Output every line below exactly.

(Records from a dataset)
--- Start ---

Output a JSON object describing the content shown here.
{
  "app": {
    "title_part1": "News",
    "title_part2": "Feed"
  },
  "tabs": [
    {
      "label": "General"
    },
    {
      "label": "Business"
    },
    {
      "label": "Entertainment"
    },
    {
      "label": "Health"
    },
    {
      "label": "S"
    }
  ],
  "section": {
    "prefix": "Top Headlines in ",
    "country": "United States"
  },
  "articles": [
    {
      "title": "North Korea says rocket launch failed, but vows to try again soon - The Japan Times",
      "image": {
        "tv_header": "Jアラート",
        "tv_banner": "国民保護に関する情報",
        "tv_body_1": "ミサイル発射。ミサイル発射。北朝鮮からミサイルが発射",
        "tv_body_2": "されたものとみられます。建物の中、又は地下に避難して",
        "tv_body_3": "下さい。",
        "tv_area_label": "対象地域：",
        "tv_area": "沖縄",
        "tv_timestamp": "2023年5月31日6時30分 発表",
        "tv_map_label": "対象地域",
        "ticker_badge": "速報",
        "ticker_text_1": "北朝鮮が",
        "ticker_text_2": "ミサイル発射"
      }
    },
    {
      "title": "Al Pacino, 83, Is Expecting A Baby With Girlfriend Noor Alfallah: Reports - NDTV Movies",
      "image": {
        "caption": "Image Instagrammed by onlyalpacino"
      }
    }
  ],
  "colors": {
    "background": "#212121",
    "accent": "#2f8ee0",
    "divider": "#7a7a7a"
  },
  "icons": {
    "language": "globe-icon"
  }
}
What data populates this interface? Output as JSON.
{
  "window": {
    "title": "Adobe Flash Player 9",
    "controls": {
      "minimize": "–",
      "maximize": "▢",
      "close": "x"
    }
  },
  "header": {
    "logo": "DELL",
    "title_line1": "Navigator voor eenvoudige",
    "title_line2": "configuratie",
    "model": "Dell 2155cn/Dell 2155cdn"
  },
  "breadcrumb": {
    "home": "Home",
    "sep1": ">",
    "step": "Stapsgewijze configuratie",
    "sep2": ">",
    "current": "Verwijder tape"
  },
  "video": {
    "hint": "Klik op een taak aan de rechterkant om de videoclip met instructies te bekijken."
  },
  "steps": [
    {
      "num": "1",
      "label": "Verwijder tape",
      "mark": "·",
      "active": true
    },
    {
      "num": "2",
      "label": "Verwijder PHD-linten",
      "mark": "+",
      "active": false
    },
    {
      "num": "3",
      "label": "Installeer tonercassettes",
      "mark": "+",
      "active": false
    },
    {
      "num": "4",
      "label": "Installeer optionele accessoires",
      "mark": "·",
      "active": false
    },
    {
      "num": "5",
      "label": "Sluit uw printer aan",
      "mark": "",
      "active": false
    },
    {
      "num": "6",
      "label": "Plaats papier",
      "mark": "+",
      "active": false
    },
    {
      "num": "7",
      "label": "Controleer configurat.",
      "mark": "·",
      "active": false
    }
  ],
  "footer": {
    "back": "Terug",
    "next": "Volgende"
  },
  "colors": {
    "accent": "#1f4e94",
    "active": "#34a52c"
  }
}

--- End ---

▸ **SOLUTION TO THE PROBLEM**:
Output a JSON object describing the content shown here.
{
  "app": {
    "title_part1": "News",
    "title_part2": "Feed"
  },
  "tabs": [
    {
      "label": "General"
    },
    {
      "label": "Business"
    },
    {
      "label": "Entertainment"
    },
    {
      "label": "Health"
    },
    {
      "label": "S"
    }
  ],
  "section": {
    "prefix": "Top Headlines in ",
    "country": "United States"
  },
  "articles": [
    {
      "title": "North Korea says rocket launch failed, but vows to try again soon - The Japan Times",
      "image": {
        "tv_header": "Jアラート",
        "tv_banner": "国民保護に関する情報",
        "tv_body_1": "ミサイル発射。ミサイル発射。北朝鮮からミサイルが発射",
        "tv_body_2": "されたものとみられます。建物の中、又は地下に避難して",
        "tv_body_3": "下さい。",
        "tv_area_label": "対象地域：",
        "tv_area": "沖縄",
        "tv_timestamp": "2023年5月31日6時30分 発表",
        "tv_map_label": "対象地域",
        "ticker_badge": "速報",
        "ticker_text_1": "北朝鮮が",
        "ticker_text_2": "ミサイル発射"
      }
    },
    {
      "title": "Al Pacino, 83, Is Expecting A Baby With Girlfriend Noor Alfallah: Reports - NDTV Movies",
      "image": {
        "caption": "Image Instagrammed by onlyalpacino"
      }
    }
  ],
  "colors": {
    "background": "#212121",
    "accent": "#2f8ee0",
    "divider": "#7a7a7a"
  },
  "icons": {
    "language": "globe-icon"
  }
}
What data populates this interface? Output as JSON.
{
  "window": {
    "title": "Adobe Flash Player 9",
    "controls": {
      "minimize": "–",
      "maximize": "▢",
      "close": "x"
    }
  },
  "header": {
    "logo": "DELL",
    "title_line1": "Navigator voor eenvoudige",
    "title_line2": "configuratie",
    "model": "Dell 2155cn/Dell 2155cdn"
  },
  "breadcrumb": {
    "home": "Home",
    "sep1": ">",
    "step": "Stapsgewijze configuratie",
    "sep2": ">",
    "current": "Verwijder tape"
  },
  "video": {
    "hint": "Klik op een taak aan de rechterkant om de videoclip met instructies te bekijken."
  },
  "steps": [
    {
      "num": "1",
      "label": "Verwijder tape",
      "mark": "·",
      "active": true
    },
    {
      "num": "2",
      "label": "Verwijder PHD-linten",
      "mark": "+",
      "active": false
    },
    {
      "num": "3",
      "label": "Installeer tonercassettes",
      "mark": "+",
      "active": false
    },
    {
      "num": "4",
      "label": "Installeer optionele accessoires",
      "mark": "·",
      "active": false
    },
    {
      "num": "5",
      "label": "Sluit uw printer aan",
      "mark": "",
      "active": false
    },
    {
      "num": "6",
      "label": "Plaats papier",
      "mark": "+",
      "active": false
    },
    {
      "num": "7",
      "label": "Controleer configurat.",
      "mark": "·",
      "active": false
    }
  ],
  "footer": {
    "back": "Terug",
    "next": "Volgende"
  },
  "colors": {
    "accent": "#1f4e94",
    "active": "#34a52c"
  }
}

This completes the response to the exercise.